** Begin DATA EXTRACT **
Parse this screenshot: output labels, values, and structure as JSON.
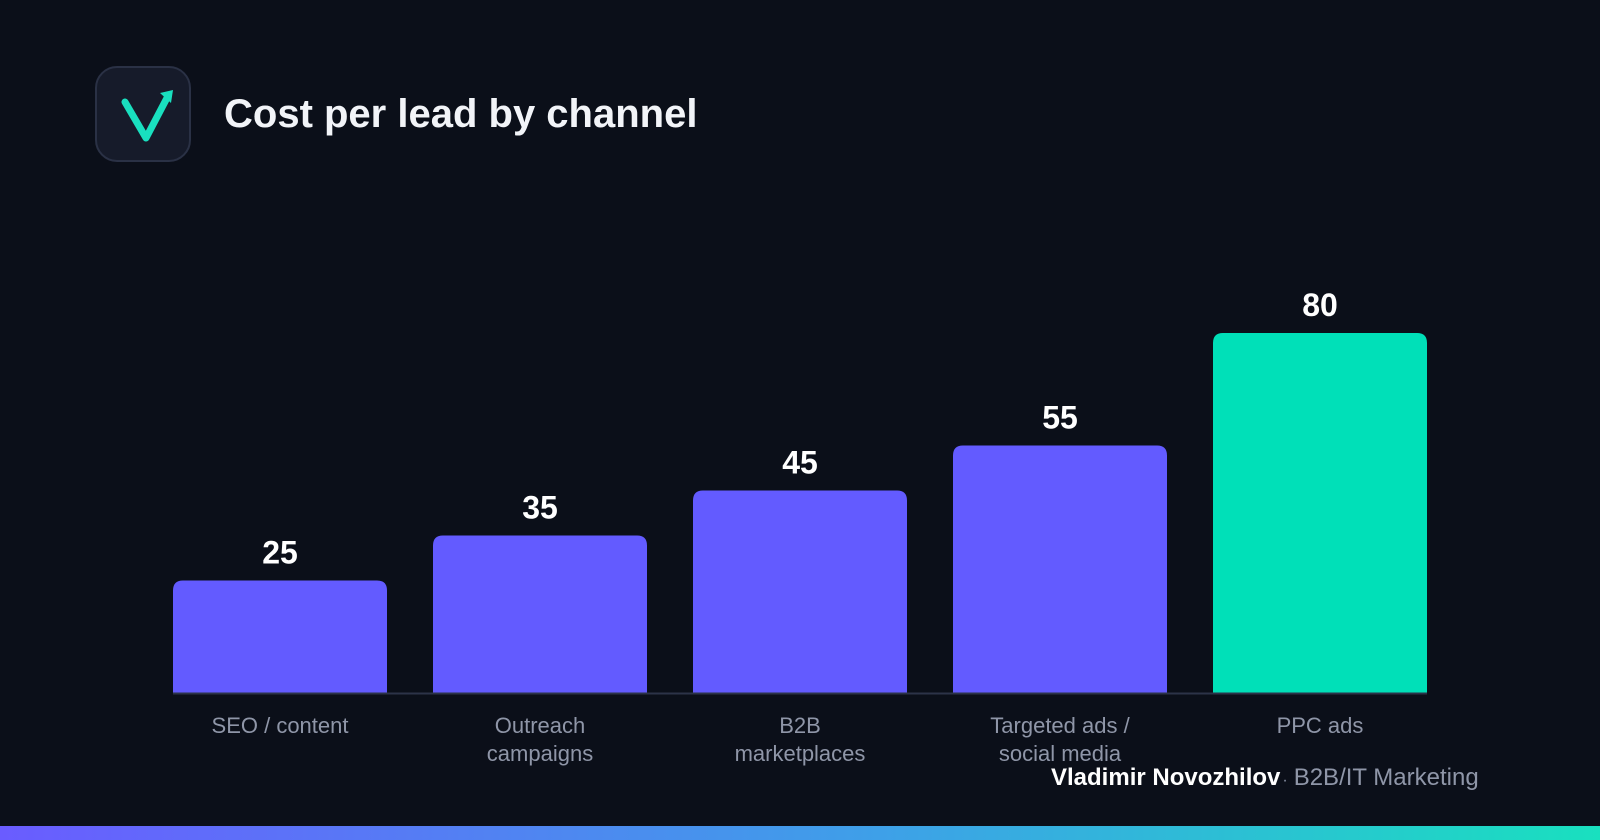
{
  "header": {
    "title": "Cost per lead by channel",
    "logo_icon": "checkmark-arrow-logo-icon"
  },
  "chart_data": {
    "type": "bar",
    "title": "Cost per lead by channel",
    "categories": [
      [
        "SEO / content"
      ],
      [
        "Outreach",
        "campaigns"
      ],
      [
        "B2B",
        "marketplaces"
      ],
      [
        "Targeted ads /",
        "social media"
      ],
      [
        "PPC ads"
      ]
    ],
    "values": [
      25,
      35,
      45,
      55,
      80
    ],
    "value_labels": [
      "25",
      "35",
      "45",
      "55",
      "80"
    ],
    "colors": [
      "#635bff",
      "#635bff",
      "#635bff",
      "#635bff",
      "#00e0b8"
    ],
    "ylim": [
      0,
      80
    ],
    "grid": false,
    "legend": "none"
  },
  "footer": {
    "author": "Vladimir Novozhilov",
    "separator": "·",
    "role": "B2B/IT Marketing"
  },
  "colors": {
    "background": "#0b0f19",
    "bar_primary": "#635bff",
    "bar_highlight": "#00e0b8",
    "accent": "#19e0bf"
  }
}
** End DATA EXTRACT **
EXERCISE DETAILS:
Transcribe the material exactly, and leave out whatever pictures it holds.

ANSWER:
Parse this screenshot: output labels, values, and structure as JSON.
{
  "header": {
    "title": "Cost per lead by channel",
    "logo_icon": "checkmark-arrow-logo-icon"
  },
  "chart_data": {
    "type": "bar",
    "title": "Cost per lead by channel",
    "categories": [
      [
        "SEO / content"
      ],
      [
        "Outreach",
        "campaigns"
      ],
      [
        "B2B",
        "marketplaces"
      ],
      [
        "Targeted ads /",
        "social media"
      ],
      [
        "PPC ads"
      ]
    ],
    "values": [
      25,
      35,
      45,
      55,
      80
    ],
    "value_labels": [
      "25",
      "35",
      "45",
      "55",
      "80"
    ],
    "colors": [
      "#635bff",
      "#635bff",
      "#635bff",
      "#635bff",
      "#00e0b8"
    ],
    "ylim": [
      0,
      80
    ],
    "grid": false,
    "legend": "none"
  },
  "footer": {
    "author": "Vladimir Novozhilov",
    "separator": "·",
    "role": "B2B/IT Marketing"
  },
  "colors": {
    "background": "#0b0f19",
    "bar_primary": "#635bff",
    "bar_highlight": "#00e0b8",
    "accent": "#19e0bf"
  }
}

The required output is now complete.